Document section |
>>

Sweatt v. Painter, 339 U.S. 629 (1950), was a U.S. Supreme Court case that successfully challenged the "separate but equal" doctrine of racial segregation established by the 1896 case Plessy v. Ferguson. The case was influential in the landmark case of Brown v. Board of Education four years later.

The case involved a black man, Heman Marion Sweatt, who was refused admission to the School of Law of the University of Texas, whose president was Theophilus Painter, on the grounds that the Texas State Constitution prohibited integrated education.  The court ruled in favor of law student Sweatt, reasoning that the state's racially separate law school was inherently unequal. The decision was delivered on the same day as another case involving similar issues, McLaurin v. Oklahoma State Regents, also decided in favor of integrated graduate education.

Procedural history
The state district court in Travis County, Texas, instead of granting the plaintiff a writ of mandamus, continued the case for six months.  This allowed the state time to create a law school only for black students, which it established in Houston, rather than in Austin.  The 'separate' law school and the college became the Thurgood Marshall School of Law at Texas Southern University (known then as "Texas State University for Negroes").

The Dean of the Law School at the time was Charles T. McCormick. He wanted a separate law school for black students.

Texas Attorney General at the time was Price Daniel who advocated fiercely for racial segregation.

The trial court decision was affirmed by the Court of Civil Appeals and the Texas Supreme Court denied writ of error on further appeal.  Sweatt and the NAACP next went to the federal courts, and the case ultimately reached the U.S. Supreme Court.  Robert L. Carter and Thurgood Marshall presented Sweatt's case.

U.S. Supreme Court
The Supreme Court reversed the lower court decision, saying that the separate school failed to qualify, both because of quantitative differences in facilities and experiential factors, such as its isolation from most of the future lawyers with whom its graduates would interact.  The court held that, when considering graduate education, experience must be considered as part of "substantive equality."  The documentation of the court's decision includes the following differences identified between white and black facilities:
 The University of Texas Law School had 16 full-time and 3 part-time professors, while the black law school had 5 full-time professors.

<<

Recorded data |
>>

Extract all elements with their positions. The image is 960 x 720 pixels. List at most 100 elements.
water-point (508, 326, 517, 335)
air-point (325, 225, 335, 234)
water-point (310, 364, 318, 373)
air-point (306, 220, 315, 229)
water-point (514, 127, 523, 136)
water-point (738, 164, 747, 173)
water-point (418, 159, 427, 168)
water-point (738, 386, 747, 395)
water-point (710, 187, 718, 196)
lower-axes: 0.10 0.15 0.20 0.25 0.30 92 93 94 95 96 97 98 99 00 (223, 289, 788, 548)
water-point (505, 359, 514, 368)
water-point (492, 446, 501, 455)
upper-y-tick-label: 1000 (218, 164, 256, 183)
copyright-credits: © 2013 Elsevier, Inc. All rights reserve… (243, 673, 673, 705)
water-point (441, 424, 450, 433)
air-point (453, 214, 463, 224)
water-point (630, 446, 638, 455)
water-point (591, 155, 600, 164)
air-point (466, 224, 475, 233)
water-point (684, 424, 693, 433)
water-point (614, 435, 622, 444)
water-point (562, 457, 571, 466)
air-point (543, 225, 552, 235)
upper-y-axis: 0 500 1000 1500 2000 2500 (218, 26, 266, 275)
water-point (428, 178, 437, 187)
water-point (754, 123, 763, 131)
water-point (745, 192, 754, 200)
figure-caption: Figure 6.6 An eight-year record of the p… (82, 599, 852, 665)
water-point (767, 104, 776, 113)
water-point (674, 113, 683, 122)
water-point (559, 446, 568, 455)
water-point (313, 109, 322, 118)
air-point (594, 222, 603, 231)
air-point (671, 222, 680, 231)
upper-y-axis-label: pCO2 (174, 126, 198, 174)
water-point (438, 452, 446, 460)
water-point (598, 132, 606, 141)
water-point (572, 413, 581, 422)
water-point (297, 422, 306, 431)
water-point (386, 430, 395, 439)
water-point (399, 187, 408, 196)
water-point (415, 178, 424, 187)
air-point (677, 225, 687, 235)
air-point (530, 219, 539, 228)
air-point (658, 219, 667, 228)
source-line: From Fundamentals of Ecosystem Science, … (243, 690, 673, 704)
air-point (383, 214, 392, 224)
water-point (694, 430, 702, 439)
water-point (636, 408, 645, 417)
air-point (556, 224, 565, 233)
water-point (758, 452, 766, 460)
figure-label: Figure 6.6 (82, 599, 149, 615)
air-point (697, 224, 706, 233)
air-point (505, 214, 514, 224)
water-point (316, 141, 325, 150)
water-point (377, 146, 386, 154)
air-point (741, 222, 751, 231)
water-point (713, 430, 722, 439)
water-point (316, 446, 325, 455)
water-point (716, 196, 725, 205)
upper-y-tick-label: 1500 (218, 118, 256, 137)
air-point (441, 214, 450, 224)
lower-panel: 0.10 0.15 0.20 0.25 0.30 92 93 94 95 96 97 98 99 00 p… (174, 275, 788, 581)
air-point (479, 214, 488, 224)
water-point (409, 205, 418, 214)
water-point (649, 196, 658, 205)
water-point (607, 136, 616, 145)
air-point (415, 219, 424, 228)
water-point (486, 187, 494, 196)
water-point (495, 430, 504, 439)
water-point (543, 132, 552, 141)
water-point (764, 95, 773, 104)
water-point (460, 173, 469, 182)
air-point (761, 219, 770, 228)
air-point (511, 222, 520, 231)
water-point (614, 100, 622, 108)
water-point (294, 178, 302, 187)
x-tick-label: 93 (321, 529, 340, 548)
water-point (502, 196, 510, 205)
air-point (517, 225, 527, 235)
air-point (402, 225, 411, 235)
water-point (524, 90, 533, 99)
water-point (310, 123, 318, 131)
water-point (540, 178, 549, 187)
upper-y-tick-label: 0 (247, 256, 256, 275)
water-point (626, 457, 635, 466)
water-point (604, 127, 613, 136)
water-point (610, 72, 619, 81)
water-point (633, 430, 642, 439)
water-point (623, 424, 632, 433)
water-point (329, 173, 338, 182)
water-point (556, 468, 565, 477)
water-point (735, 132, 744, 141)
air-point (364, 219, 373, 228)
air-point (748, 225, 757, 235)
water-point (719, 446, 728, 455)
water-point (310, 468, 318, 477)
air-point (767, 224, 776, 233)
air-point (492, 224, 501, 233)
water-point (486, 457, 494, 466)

<<

Short problem 1 | Please list every court case named in the Sweatt v. Painter article.
Short problem 2 | Resume the Sweatt v. Painter article from the point where it stops.

Response 1 |
- Sweatt v. Painter
- Plessy v. Ferguson
- Brown v. Board of Education
- McLaurin v. Oklahoma State Regents

Response 2 |
 The University of Texas Law School had 850 students and a law library of 65,000 volumes, while the black law school had 23 students and a library of 16,500 volumes.
 The University of Texas Law School had moot court facilities, an Order of the Coif affiliation, and numerous graduates involved in public and private law practice, while the black law school had only one practice court facility and only one graduate admitted to the Texas Bar.

Legacy
On June 14, 2005, the Travis County Commissioners voted to rename the courthouse as The Heman Marion Sweatt Travis County Courthouse in honor of Sweatt's endeavor and victory.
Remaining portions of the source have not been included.